Your goal: Check each line for the word "baktım" and report how many have it. Give nothing else.

─── Records for processing

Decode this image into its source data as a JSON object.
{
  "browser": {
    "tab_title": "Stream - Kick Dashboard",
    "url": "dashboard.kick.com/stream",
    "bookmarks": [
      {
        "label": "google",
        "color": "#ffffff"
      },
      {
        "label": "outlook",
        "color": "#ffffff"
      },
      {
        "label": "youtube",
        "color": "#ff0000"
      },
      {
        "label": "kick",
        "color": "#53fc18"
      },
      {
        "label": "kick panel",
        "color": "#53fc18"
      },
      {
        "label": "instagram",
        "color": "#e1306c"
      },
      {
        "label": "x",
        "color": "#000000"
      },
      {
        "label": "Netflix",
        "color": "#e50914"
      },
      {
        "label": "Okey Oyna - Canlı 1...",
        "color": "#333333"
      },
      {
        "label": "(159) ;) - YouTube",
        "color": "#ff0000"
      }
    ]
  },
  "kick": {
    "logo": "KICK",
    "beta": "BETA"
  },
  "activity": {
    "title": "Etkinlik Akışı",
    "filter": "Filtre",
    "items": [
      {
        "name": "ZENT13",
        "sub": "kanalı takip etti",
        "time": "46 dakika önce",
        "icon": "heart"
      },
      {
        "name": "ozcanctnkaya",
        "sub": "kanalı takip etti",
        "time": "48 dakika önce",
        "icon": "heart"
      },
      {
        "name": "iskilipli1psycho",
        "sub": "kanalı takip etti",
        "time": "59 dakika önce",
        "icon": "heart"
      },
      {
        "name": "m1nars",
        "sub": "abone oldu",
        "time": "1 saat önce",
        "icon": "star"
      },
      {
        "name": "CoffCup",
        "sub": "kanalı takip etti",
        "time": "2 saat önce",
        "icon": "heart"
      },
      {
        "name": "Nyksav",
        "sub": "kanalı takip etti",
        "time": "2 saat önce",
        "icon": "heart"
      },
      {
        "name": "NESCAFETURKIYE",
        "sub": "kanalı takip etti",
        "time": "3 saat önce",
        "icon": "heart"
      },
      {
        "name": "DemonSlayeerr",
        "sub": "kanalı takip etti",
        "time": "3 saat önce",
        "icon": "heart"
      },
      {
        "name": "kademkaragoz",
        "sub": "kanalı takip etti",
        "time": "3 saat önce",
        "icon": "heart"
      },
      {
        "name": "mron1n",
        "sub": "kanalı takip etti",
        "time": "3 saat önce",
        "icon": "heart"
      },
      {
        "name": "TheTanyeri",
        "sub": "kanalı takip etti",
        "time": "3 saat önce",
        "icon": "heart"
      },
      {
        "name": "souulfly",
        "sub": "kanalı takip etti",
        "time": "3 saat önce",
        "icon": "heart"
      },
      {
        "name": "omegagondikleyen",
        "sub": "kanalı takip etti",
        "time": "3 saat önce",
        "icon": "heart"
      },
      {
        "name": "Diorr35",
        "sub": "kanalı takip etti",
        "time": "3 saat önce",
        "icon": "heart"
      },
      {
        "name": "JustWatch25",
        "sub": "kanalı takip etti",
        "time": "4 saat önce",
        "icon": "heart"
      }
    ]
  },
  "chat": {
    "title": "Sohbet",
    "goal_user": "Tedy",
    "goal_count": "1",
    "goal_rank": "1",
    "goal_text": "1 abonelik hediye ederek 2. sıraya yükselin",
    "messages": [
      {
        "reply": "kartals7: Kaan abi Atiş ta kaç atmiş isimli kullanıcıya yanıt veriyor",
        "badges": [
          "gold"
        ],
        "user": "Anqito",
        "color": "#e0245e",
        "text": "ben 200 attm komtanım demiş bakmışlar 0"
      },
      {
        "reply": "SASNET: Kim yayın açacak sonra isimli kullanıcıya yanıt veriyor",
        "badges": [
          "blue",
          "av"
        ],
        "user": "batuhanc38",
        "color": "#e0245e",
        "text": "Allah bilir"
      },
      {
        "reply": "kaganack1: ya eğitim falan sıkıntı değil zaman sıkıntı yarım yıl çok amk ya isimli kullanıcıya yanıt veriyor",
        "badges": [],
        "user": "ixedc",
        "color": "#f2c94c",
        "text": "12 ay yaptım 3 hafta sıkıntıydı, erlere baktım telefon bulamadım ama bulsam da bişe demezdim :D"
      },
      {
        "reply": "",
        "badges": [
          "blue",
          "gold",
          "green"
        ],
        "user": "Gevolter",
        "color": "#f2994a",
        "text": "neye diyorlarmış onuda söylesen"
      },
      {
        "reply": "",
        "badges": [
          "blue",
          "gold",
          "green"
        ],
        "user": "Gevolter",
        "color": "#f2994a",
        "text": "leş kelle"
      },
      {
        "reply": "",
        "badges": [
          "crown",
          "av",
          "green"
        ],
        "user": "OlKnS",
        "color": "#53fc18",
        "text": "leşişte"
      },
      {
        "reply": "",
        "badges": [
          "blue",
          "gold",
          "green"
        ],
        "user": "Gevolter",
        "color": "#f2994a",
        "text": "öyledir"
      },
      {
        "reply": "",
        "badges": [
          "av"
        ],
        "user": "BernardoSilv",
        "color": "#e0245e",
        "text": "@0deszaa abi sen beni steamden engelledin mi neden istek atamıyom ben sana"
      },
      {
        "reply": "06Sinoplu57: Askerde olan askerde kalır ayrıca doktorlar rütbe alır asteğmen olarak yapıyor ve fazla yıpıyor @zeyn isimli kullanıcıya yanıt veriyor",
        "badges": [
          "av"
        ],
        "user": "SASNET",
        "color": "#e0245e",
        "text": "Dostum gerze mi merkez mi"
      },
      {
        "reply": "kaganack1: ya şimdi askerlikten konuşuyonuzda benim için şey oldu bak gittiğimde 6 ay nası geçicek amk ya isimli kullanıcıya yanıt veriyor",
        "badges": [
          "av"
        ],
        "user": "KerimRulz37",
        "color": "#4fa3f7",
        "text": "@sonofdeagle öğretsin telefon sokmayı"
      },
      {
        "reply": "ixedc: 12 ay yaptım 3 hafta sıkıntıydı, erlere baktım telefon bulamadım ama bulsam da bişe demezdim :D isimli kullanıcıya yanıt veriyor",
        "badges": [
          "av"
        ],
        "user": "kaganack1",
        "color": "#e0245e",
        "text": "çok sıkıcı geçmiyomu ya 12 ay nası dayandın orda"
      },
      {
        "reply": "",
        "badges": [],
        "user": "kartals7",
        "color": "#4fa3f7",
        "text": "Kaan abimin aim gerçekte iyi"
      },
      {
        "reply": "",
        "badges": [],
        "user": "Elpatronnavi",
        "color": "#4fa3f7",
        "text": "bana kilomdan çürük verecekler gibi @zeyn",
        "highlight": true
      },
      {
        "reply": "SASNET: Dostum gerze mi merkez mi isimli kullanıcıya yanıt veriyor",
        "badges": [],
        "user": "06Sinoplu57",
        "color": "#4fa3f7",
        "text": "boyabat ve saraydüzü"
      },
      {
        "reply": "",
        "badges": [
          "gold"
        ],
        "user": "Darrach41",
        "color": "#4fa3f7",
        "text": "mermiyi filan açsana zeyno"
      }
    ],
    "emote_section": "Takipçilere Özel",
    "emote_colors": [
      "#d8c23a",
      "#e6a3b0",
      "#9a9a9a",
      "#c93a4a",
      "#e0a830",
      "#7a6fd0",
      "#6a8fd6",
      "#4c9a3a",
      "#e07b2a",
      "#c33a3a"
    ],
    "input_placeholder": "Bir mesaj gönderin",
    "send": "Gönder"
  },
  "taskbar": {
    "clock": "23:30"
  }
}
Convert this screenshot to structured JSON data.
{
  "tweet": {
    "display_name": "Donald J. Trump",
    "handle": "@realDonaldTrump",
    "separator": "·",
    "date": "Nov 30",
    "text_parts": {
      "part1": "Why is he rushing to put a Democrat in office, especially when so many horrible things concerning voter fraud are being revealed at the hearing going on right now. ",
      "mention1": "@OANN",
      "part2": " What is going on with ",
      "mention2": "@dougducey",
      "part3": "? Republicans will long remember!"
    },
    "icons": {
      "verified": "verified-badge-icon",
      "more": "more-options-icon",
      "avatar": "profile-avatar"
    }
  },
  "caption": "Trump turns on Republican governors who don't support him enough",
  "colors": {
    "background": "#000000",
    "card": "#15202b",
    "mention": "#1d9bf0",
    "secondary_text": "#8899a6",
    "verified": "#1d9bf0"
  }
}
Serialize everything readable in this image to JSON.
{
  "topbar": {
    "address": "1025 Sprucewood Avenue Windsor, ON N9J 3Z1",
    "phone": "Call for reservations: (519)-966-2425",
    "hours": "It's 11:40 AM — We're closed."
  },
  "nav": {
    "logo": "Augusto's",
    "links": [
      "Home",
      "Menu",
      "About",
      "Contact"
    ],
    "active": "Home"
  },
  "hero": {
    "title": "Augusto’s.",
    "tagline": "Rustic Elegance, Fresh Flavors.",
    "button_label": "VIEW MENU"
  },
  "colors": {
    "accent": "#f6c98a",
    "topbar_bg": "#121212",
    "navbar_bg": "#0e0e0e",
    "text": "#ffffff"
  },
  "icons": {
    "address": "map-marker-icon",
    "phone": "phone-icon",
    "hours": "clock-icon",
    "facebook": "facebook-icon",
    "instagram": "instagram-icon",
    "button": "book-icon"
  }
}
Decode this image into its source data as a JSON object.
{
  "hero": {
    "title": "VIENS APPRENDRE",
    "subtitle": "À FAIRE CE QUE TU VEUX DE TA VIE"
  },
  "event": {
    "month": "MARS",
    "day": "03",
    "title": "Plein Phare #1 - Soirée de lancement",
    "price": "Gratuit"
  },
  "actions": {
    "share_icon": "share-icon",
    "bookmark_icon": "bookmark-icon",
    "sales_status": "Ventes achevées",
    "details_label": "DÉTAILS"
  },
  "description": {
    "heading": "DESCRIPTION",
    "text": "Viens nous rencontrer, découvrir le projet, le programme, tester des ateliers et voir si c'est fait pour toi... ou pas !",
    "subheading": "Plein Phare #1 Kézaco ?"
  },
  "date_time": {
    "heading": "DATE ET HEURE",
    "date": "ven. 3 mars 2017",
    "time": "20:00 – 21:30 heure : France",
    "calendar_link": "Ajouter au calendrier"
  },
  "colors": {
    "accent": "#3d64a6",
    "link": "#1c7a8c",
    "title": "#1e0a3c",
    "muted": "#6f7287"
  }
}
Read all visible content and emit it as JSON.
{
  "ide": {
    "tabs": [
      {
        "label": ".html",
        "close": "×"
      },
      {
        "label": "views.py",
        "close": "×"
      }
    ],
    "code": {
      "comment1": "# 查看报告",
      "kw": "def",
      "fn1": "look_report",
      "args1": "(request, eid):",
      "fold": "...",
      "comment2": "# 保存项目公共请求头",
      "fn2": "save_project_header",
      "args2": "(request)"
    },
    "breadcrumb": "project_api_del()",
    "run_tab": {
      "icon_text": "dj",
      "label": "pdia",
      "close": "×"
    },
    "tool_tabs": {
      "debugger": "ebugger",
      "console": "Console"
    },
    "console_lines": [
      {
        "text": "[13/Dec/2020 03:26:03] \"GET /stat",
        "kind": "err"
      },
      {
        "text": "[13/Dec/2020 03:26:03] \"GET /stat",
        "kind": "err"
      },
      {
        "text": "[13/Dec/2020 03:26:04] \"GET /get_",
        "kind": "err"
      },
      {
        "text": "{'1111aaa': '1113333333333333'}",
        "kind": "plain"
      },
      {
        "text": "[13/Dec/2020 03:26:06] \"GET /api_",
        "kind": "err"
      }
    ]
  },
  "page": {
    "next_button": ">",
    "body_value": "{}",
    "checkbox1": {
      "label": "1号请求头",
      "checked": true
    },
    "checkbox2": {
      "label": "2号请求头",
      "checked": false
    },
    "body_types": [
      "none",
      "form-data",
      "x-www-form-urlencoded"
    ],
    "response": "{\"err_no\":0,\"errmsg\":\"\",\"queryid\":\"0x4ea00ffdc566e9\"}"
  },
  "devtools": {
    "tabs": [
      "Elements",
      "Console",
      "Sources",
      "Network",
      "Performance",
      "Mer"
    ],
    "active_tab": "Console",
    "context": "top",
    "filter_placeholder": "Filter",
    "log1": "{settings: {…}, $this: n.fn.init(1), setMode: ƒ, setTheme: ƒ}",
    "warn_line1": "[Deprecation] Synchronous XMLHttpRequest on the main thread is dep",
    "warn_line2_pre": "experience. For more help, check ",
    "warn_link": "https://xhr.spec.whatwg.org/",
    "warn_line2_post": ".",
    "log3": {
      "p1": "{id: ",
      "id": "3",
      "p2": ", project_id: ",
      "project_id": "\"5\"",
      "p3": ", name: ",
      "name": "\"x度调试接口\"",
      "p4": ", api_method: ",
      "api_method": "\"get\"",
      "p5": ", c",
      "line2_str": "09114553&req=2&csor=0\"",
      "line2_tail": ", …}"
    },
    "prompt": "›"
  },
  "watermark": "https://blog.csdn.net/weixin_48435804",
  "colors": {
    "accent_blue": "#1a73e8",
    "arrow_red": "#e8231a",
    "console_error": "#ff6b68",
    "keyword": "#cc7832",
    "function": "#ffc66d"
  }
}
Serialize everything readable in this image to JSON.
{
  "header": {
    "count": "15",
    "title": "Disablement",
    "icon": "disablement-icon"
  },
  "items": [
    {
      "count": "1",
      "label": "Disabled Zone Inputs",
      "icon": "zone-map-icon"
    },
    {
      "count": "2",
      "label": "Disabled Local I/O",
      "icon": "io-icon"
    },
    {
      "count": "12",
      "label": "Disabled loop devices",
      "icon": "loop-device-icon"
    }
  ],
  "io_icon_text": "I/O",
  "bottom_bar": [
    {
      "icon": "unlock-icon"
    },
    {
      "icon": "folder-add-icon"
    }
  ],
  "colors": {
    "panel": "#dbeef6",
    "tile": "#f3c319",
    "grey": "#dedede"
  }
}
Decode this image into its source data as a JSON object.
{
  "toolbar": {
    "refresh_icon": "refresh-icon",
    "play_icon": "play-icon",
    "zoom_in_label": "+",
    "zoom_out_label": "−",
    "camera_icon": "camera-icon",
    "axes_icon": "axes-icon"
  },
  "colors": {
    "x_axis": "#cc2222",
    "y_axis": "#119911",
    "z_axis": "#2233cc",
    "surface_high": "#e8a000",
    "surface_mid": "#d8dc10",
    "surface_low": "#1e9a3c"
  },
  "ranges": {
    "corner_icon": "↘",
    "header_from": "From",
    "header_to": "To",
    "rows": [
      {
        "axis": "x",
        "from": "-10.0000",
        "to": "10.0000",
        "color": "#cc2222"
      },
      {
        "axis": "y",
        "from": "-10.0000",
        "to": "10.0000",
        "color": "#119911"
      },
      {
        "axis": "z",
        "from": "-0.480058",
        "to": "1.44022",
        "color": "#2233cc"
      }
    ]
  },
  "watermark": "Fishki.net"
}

──────

Exercise response: 2